▶ [Work instructions]:
What is the number of lines containing the word "sujet"? Please answer with that number and nothing more.

▶ [Supplied information]:
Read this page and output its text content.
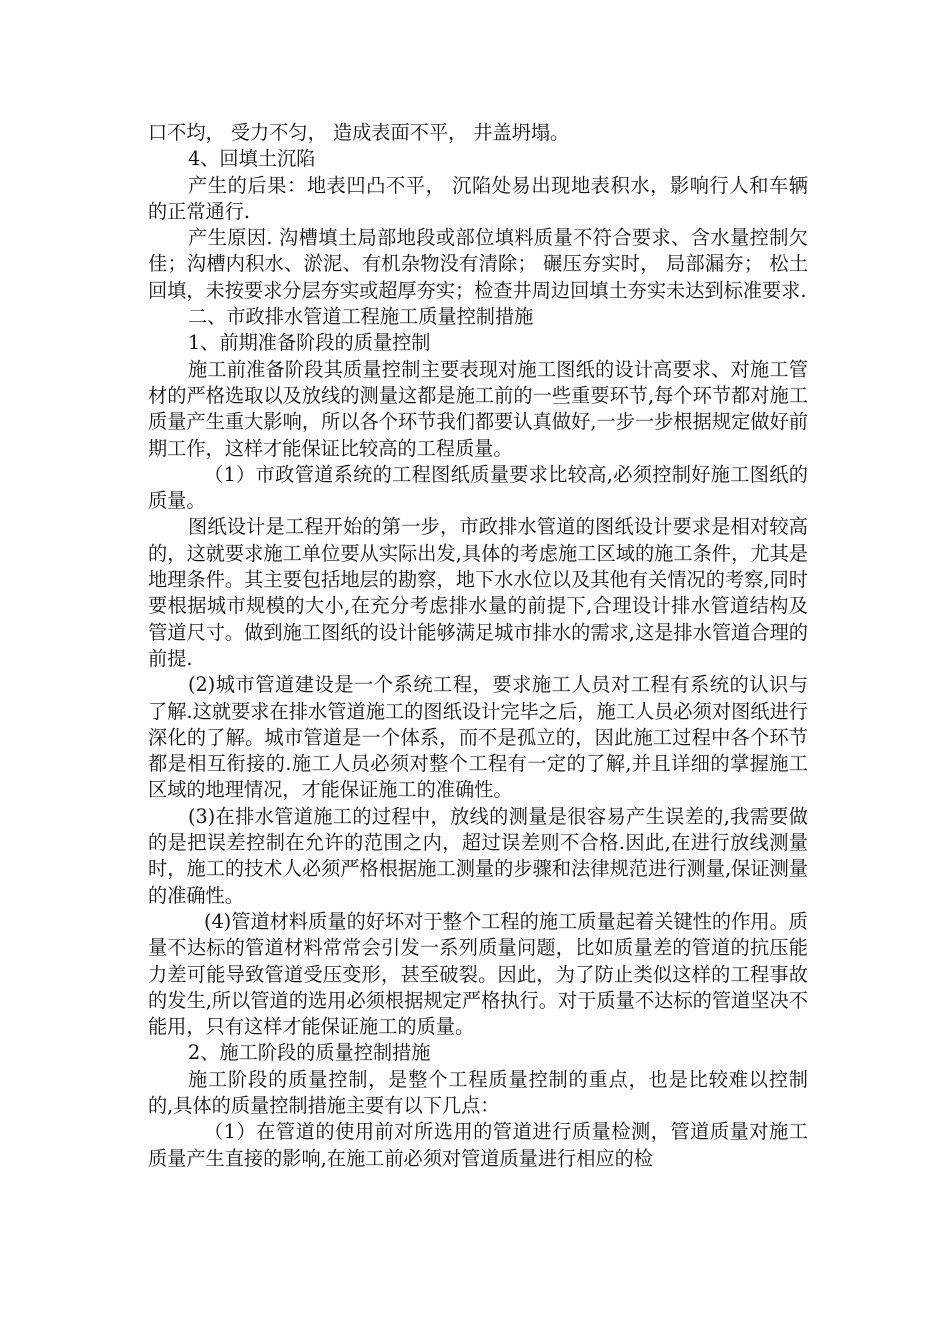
口不均， 受力不匀， 造成表面不平， 井盖坍塌。

4、回填土沉陷

产生的后果：地表凹凸不平， 沉陷处易出现地表积水，影响行人和车辆的正常通行.

产生原因. 沟槽填土局部地段或部位填料质量不符合要求、含水量控制欠佳；沟槽内积水、淤泥、有机杂物没有清除； 碾压夯实时， 局部漏夯； 松土回填，未按要求分层夯实或超厚夯实；检查井周边回填土夯实未达到标准要求.

二、市政排水管道工程施工质量控制措施

1、前期准备阶段的质量控制

施工前准备阶段其质量控制主要表现对施工图纸的设计高要求、对施工管材的严格选取以及放线的测量这都是施工前的一些重要环节,每个环节都对施工质量产生重大影响，所以各个环节我们都要认真做好,一步一步根据规定做好前期工作，这样才能保证比较高的工程质量。

（1）市政管道系统的工程图纸质量要求比较高,必须控制好施工图纸的质量。

图纸设计是工程开始的第一步，市政排水管道的图纸设计要求是相对较高的，这就要求施工单位要从实际出发,具体的考虑施工区域的施工条件，尤其是地理条件。其主要包括地层的勘察，地下水水位以及其他有关情况的考察,同时要根据城市规模的大小,在充分考虑排水量的前提下,合理设计排水管道结构及管道尺寸。做到施工图纸的设计能够满足城市排水的需求,这是排水管道合理的前提.

(2)城市管道建设是一个系统工程，要求施工人员对工程有系统的认识与了解.这就要求在排水管道施工的图纸设计完毕之后，施工人员必须对图纸进行深化的了解。城市管道是一个体系，而不是孤立的，因此施工过程中各个环节都是相互衔接的.施工人员必须对整个工程有一定的了解,并且详细的掌握施工区域的地理情况，才能保证施工的准确性。

(3)在排水管道施工的过程中，放线的测量是很容易产生误差的,我需要做的是把误差控制在允许的范围之内，超过误差则不合格.因此,在进行放线测量时，施工的技术人必须严格根据施工测量的步骤和法律规范进行测量,保证测量的准确性。

(4)管道材料质量的好坏对于整个工程的施工质量起着关键性的作用。质量不达标的管道材料常常会引发一系列质量问题，比如质量差的管道的抗压能力差可能导致管道受压变形，甚至破裂。因此，为了防止类似这样的工程事故的发生,所以管道的选用必须根据规定严格执行。对于质量不达标的管道坚决不能用，只有这样才能保证施工的质量。

2、施工阶段的质量控制措施

施工阶段的质量控制，是整个工程质量控制的重点，也是比较难以控制的,具体的质量控制措施主要有以下几点：

（1）在管道的使用前对所选用的管道进行质量检测，管道质量对施工质量产生直接的影响,在施工前必须对管道质量进行相应的检
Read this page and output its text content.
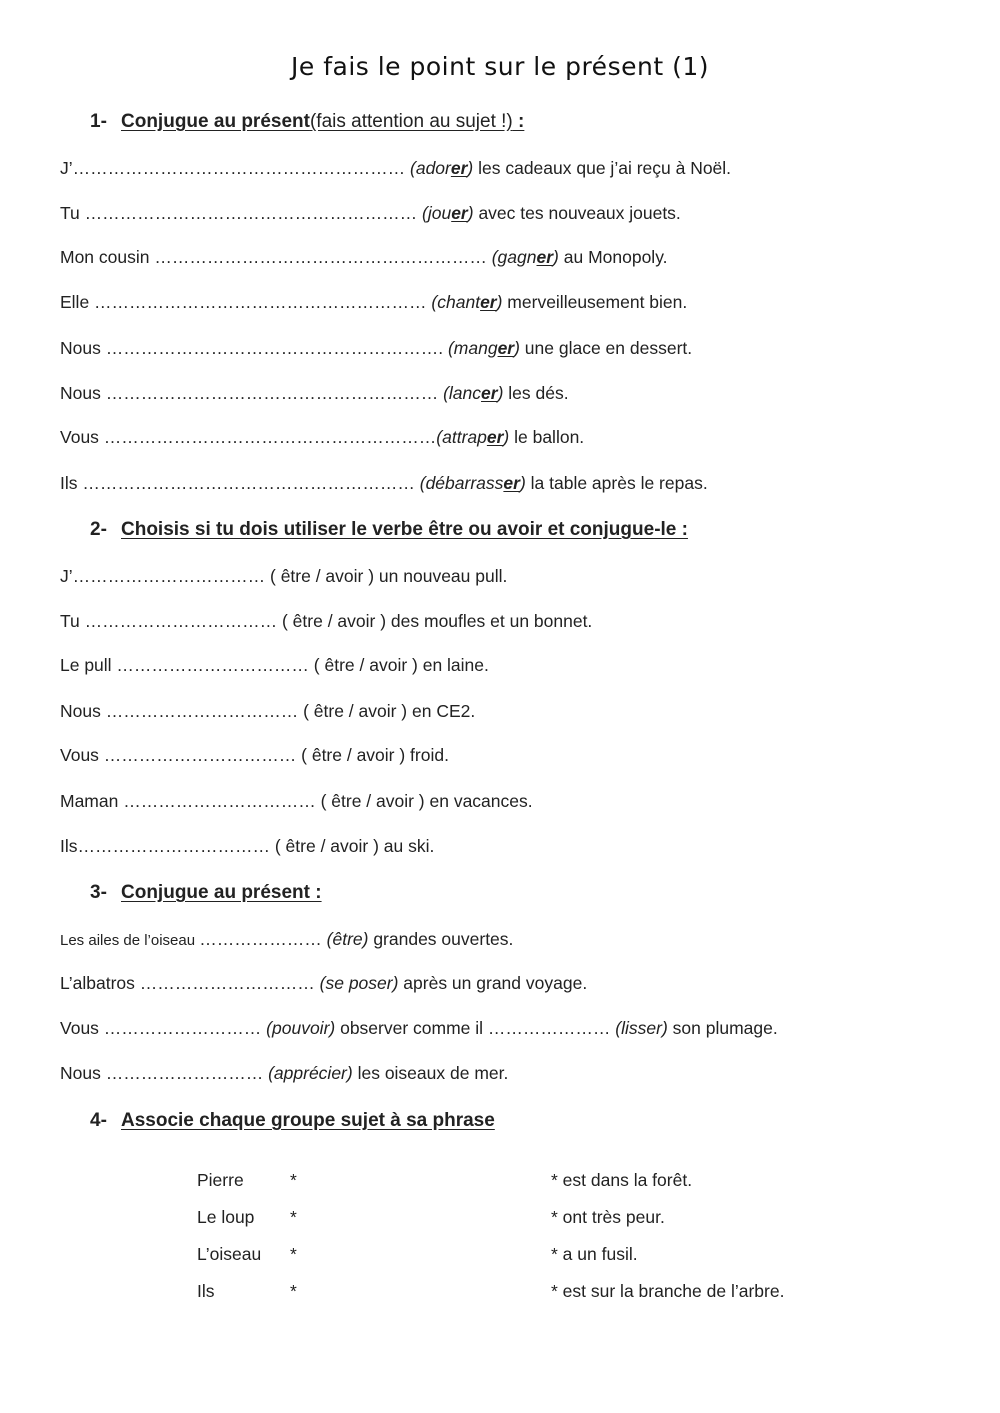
Je fais le point sur le présent (1)
1- Conjugue au présent(fais attention au sujet !) :
J’………………………………………………… (adorer) les cadeaux que j’ai reçu à Noël.
Tu ………………………………………………… (jouer) avec tes nouveaux jouets.
Mon cousin ………………………………………………… (gagner) au Monopoly.
Elle ………………………………………………… (chanter) merveilleusement bien.
Nous …………………………………………………. (manger) une glace en dessert.
Nous ………………………………………………… (lancer) les dés.
Vous …………………………………………………(attraper) le ballon.
Ils ………………………………………………… (débarrasser) la table après le repas.
2- Choisis si tu dois utiliser le verbe être ou avoir et conjugue-le :
J’…………………………… ( être / avoir ) un nouveau pull.
Tu …………………………… ( être / avoir ) des moufles et un bonnet.
Le pull …………………………… ( être / avoir ) en laine.
Nous …………………………… ( être / avoir ) en CE2.
Vous …………………………… ( être / avoir ) froid.
Maman …………………………… ( être / avoir ) en vacances.
Ils…………………………… ( être / avoir ) au ski.
3- Conjugue au présent :
Les ailes de l’oiseau ………………… (être) grandes ouvertes.
L’albatros ………………………… (se poser) après un grand voyage.
Vous ……………………… (pouvoir) observer comme il ………………… (lisser) son plumage.
Nous ……………………… (apprécier) les oiseaux de mer.
4- Associe chaque groupe sujet à sa phrase
Pierre
Le loup
L’oiseau
Ils
*
*
*
*
* est dans la forêt.
* ont très peur.
* a un fusil.
* est sur la branche de l’arbre.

▶ [Exercise solution]:
2